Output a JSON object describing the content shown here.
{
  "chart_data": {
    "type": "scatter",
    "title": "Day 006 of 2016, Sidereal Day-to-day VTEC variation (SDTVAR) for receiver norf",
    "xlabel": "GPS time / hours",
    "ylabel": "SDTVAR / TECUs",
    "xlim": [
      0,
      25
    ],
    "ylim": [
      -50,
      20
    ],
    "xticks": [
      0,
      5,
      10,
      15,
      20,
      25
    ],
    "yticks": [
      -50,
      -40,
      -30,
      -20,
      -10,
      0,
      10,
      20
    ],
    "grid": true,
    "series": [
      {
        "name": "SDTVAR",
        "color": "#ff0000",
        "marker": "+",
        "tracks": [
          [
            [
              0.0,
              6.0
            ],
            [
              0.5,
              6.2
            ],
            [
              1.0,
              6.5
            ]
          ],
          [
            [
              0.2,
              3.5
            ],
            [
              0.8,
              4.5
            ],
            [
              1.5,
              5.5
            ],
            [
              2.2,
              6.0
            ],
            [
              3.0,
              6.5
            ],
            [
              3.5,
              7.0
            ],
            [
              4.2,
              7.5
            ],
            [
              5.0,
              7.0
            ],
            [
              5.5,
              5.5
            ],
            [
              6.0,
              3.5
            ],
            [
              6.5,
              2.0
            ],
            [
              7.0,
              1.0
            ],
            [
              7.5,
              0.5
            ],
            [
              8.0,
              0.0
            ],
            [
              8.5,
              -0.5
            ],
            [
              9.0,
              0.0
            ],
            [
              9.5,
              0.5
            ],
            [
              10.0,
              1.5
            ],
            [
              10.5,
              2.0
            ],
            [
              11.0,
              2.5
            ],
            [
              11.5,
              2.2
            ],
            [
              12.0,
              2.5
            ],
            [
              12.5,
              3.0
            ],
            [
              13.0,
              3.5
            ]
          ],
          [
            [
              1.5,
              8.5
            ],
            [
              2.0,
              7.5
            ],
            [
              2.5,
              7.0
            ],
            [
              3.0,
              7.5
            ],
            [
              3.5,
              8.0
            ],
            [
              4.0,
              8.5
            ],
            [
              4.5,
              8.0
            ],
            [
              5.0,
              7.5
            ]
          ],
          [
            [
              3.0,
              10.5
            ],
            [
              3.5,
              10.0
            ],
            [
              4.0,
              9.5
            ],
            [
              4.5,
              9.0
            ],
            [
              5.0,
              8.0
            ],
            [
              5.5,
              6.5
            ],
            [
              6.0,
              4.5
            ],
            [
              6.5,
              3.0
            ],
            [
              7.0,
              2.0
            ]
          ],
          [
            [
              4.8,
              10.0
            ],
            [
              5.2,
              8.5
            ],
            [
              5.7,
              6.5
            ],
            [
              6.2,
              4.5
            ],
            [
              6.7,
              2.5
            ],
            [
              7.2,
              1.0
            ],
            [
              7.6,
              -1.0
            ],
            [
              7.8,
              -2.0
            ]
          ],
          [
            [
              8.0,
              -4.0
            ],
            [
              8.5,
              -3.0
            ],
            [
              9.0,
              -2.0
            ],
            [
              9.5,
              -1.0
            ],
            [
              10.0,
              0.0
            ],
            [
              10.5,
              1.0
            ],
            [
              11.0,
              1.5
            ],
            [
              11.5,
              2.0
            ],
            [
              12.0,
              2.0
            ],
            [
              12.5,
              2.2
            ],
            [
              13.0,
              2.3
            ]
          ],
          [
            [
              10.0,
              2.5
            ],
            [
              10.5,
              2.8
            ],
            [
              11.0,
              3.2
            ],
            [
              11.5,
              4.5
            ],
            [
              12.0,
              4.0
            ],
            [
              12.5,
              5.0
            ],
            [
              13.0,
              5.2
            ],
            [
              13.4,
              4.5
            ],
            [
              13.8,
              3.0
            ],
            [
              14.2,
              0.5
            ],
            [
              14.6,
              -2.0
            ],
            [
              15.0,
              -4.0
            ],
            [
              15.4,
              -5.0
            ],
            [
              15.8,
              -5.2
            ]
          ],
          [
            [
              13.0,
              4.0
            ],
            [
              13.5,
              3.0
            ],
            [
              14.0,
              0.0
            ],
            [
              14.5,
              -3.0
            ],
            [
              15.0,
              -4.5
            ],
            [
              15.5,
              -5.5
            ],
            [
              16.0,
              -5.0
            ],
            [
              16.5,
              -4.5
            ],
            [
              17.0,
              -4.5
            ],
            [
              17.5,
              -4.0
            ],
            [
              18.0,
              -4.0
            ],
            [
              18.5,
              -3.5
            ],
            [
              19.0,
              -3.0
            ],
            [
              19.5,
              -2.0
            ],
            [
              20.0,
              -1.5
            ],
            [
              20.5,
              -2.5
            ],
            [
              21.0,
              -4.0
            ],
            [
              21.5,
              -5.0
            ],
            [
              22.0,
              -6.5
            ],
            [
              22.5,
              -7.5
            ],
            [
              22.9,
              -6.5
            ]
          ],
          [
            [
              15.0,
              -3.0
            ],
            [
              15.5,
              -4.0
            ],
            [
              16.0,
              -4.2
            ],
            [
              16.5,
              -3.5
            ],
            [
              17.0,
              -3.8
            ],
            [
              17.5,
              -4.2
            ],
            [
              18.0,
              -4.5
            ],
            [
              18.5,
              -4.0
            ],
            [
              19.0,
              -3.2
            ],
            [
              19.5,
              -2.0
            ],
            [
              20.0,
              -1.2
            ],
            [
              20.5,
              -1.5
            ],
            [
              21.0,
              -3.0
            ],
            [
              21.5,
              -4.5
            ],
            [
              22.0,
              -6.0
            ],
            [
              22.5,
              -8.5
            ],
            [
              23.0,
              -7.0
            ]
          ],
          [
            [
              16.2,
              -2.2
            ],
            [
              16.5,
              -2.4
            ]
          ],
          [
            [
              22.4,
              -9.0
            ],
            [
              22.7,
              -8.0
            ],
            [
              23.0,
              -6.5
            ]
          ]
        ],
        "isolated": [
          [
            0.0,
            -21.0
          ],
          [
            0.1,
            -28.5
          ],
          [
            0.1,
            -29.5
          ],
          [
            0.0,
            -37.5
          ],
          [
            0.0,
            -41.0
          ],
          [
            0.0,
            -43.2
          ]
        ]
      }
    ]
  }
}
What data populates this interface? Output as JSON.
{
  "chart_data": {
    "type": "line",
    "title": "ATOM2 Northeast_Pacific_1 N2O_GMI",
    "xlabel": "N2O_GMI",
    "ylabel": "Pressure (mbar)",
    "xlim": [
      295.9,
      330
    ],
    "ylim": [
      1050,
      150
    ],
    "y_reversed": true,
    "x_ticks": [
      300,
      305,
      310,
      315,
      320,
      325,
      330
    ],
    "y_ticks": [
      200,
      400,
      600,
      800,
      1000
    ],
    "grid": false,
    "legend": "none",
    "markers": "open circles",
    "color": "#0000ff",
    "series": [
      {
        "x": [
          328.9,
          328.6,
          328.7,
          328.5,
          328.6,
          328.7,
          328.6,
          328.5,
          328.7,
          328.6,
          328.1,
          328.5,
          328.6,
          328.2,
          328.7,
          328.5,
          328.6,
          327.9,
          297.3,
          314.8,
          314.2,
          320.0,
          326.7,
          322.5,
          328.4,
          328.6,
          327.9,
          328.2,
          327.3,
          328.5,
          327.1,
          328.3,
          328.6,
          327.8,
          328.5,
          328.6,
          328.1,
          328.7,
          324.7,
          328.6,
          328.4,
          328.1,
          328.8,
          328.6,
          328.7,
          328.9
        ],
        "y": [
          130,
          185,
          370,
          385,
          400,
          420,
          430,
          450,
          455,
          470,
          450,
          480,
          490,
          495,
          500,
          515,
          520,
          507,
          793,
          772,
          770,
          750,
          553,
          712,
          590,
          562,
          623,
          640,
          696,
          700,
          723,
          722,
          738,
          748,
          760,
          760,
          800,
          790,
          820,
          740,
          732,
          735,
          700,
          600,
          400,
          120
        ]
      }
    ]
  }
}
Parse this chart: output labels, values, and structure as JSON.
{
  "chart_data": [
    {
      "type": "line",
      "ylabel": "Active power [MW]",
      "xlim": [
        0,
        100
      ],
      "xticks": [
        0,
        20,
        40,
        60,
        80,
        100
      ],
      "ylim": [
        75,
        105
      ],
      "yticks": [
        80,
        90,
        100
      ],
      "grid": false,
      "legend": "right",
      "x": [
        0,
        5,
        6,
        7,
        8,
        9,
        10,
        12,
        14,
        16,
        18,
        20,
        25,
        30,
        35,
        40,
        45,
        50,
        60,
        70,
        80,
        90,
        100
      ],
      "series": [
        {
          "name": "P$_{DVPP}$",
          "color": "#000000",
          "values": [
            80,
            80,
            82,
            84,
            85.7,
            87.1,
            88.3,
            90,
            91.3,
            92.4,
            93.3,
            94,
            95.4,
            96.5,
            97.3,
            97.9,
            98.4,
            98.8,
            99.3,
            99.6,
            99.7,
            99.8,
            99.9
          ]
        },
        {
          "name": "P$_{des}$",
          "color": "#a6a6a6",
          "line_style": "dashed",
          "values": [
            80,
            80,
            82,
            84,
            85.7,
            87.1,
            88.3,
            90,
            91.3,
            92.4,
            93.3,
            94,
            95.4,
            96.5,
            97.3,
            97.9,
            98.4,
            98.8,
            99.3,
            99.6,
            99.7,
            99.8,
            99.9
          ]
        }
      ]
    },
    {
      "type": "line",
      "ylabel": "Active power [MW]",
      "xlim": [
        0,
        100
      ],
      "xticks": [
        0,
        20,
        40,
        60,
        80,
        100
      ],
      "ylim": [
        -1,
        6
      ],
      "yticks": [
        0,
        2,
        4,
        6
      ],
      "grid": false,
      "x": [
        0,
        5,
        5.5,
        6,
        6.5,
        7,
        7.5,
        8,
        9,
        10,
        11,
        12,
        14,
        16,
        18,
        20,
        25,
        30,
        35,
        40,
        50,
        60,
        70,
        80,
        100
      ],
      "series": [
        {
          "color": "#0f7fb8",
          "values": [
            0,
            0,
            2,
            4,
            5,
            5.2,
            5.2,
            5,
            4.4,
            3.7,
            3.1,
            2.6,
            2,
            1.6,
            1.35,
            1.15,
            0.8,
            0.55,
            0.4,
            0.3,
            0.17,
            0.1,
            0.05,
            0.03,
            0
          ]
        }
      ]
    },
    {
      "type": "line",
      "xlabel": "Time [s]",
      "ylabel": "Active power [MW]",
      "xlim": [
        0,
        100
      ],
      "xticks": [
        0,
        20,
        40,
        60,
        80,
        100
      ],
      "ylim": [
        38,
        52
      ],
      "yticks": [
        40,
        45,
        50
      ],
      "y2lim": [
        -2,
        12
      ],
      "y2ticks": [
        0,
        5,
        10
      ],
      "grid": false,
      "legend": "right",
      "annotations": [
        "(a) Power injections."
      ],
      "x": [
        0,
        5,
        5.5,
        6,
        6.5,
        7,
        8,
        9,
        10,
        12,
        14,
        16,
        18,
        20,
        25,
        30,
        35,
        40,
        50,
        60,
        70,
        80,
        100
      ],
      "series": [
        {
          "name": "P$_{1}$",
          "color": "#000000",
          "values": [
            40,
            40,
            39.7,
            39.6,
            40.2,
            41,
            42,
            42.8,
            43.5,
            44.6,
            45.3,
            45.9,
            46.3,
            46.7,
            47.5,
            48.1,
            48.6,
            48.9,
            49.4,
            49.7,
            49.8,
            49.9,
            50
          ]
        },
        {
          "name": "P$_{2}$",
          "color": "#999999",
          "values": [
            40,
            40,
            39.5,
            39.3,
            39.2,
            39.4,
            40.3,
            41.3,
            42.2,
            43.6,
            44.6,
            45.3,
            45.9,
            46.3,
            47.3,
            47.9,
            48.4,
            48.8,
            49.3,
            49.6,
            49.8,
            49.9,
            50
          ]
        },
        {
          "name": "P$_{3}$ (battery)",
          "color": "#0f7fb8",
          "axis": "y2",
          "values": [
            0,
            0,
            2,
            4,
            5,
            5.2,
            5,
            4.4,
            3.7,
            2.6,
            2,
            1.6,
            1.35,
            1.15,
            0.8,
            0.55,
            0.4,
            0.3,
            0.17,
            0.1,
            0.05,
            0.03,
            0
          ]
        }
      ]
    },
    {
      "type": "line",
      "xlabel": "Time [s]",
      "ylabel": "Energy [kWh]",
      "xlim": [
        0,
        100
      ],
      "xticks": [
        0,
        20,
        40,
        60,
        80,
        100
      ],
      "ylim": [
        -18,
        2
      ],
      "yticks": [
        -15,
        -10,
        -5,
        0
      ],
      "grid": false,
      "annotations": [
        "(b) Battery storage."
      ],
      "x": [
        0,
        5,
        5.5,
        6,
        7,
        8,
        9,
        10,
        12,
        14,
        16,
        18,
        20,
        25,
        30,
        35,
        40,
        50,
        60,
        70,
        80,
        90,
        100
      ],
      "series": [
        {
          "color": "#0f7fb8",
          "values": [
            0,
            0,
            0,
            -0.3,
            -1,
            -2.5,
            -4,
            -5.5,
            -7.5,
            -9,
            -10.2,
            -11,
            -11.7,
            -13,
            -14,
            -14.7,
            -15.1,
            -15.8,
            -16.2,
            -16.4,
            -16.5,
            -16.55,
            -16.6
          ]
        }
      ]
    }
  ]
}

- - - -

■ **EXERCISE REQUIREMENTS**
Show every line from the entries above in which "JSON" appears.

■ **WRITTEN RESPONSE**
Output a JSON object describing the content shown here.
What data populates this interface? Output as JSON.
Parse this chart: output labels, values, and structure as JSON.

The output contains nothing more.